→ **Work required**:
Return the entries below in their exact form, leaving the pictures out.

→ **Supplied data**:
════════════════════
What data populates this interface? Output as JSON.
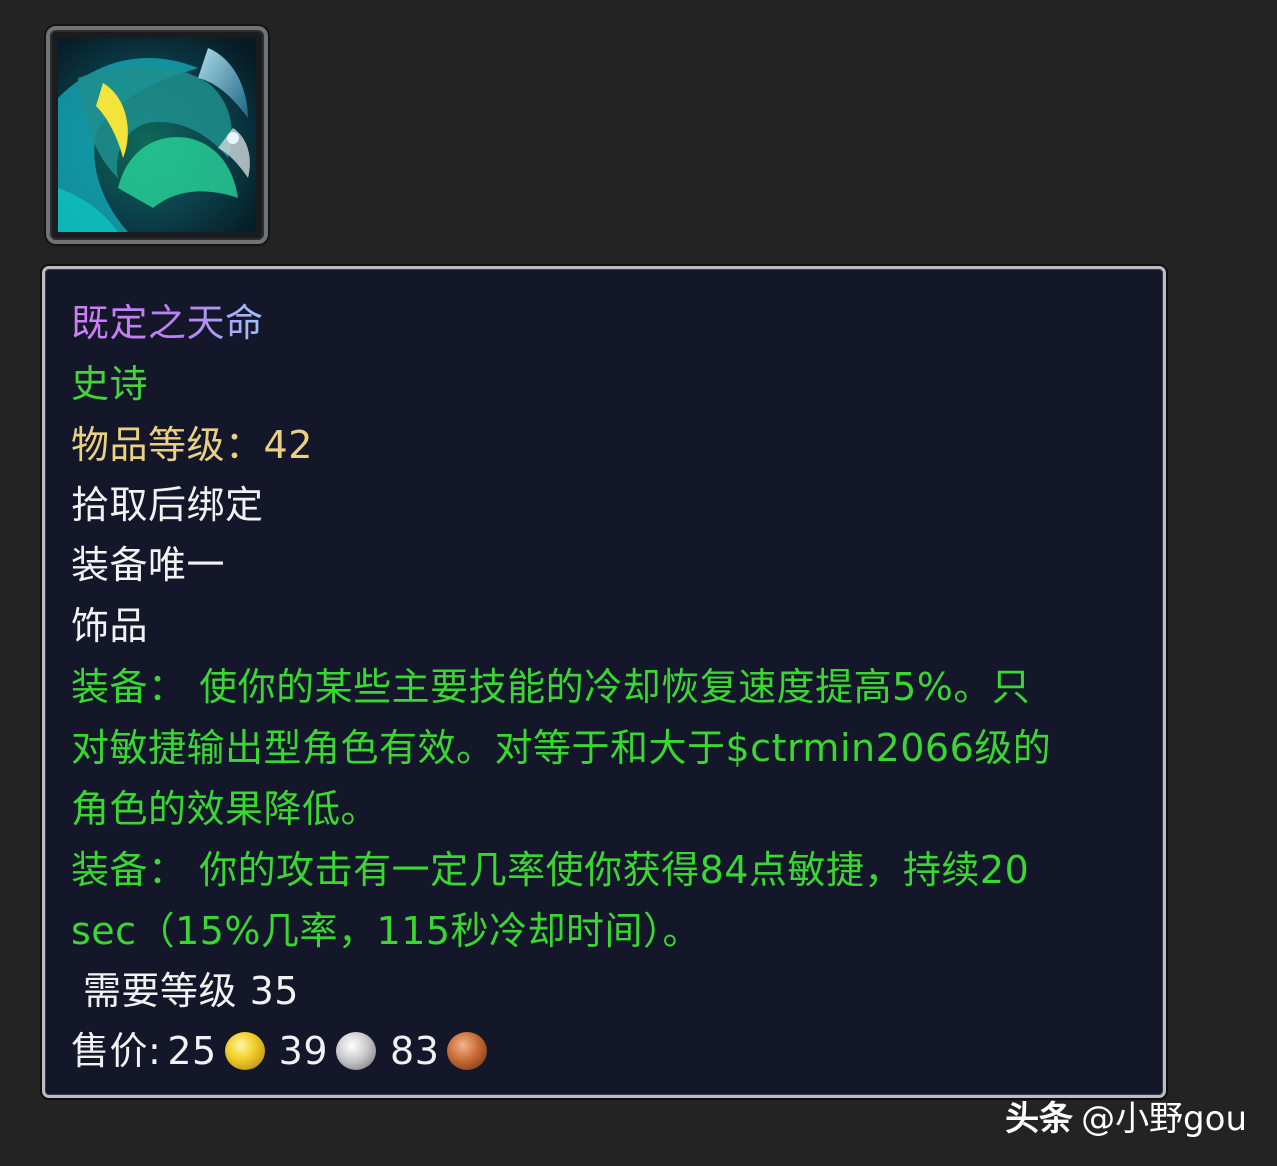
{
  "item": {
    "icon": "sea-dragon-trinket-icon",
    "name": "既定之天命",
    "quality": "史诗",
    "item_level_label": "物品等级：",
    "item_level_value": "42",
    "bind": "拾取后绑定",
    "unique": "装备唯一",
    "slot": "饰品",
    "equip_effect_1_lines": [
      "装备： 使你的某些主要技能的冷却恢复速度提高5%。只",
      "对敏捷输出型角色有效。对等于和大于$ctrmin2066级的",
      "角色的效果降低。"
    ],
    "equip_effect_2_lines": [
      "装备： 你的攻击有一定几率使你获得84点敏捷，持续20",
      "sec（15%几率，115秒冷却时间）。"
    ],
    "required_level": "需要等级 35",
    "sell_price_label": "售价:",
    "sell_price": {
      "gold": "25",
      "silver": "39",
      "copper": "83"
    }
  },
  "watermark": {
    "brand": "头条",
    "handle": "@小野gou"
  },
  "colors": {
    "background": "#232323",
    "tooltip_bg": "#14172a",
    "tooltip_border": "#b9bcc0",
    "epic_purple": "#c46cf4",
    "quality_green": "#49d23c",
    "item_level_gold": "#ead182",
    "effect_green": "#3ad632",
    "text_white": "#f2f2f2"
  }
}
════════════════════
→ **Expected answer**:
What data populates this interface? Output as JSON.
{
  "item": {
    "icon": "sea-dragon-trinket-icon",
    "name": "既定之天命",
    "quality": "史诗",
    "item_level_label": "物品等级：",
    "item_level_value": "42",
    "bind": "拾取后绑定",
    "unique": "装备唯一",
    "slot": "饰品",
    "equip_effect_1_lines": [
      "装备： 使你的某些主要技能的冷却恢复速度提高5%。只",
      "对敏捷输出型角色有效。对等于和大于$ctrmin2066级的",
      "角色的效果降低。"
    ],
    "equip_effect_2_lines": [
      "装备： 你的攻击有一定几率使你获得84点敏捷，持续20",
      "sec（15%几率，115秒冷却时间）。"
    ],
    "required_level": "需要等级 35",
    "sell_price_label": "售价:",
    "sell_price": {
      "gold": "25",
      "silver": "39",
      "copper": "83"
    }
  },
  "watermark": {
    "brand": "头条",
    "handle": "@小野gou"
  },
  "colors": {
    "background": "#232323",
    "tooltip_bg": "#14172a",
    "tooltip_border": "#b9bcc0",
    "epic_purple": "#c46cf4",
    "quality_green": "#49d23c",
    "item_level_gold": "#ead182",
    "effect_green": "#3ad632",
    "text_white": "#f2f2f2"
  }
}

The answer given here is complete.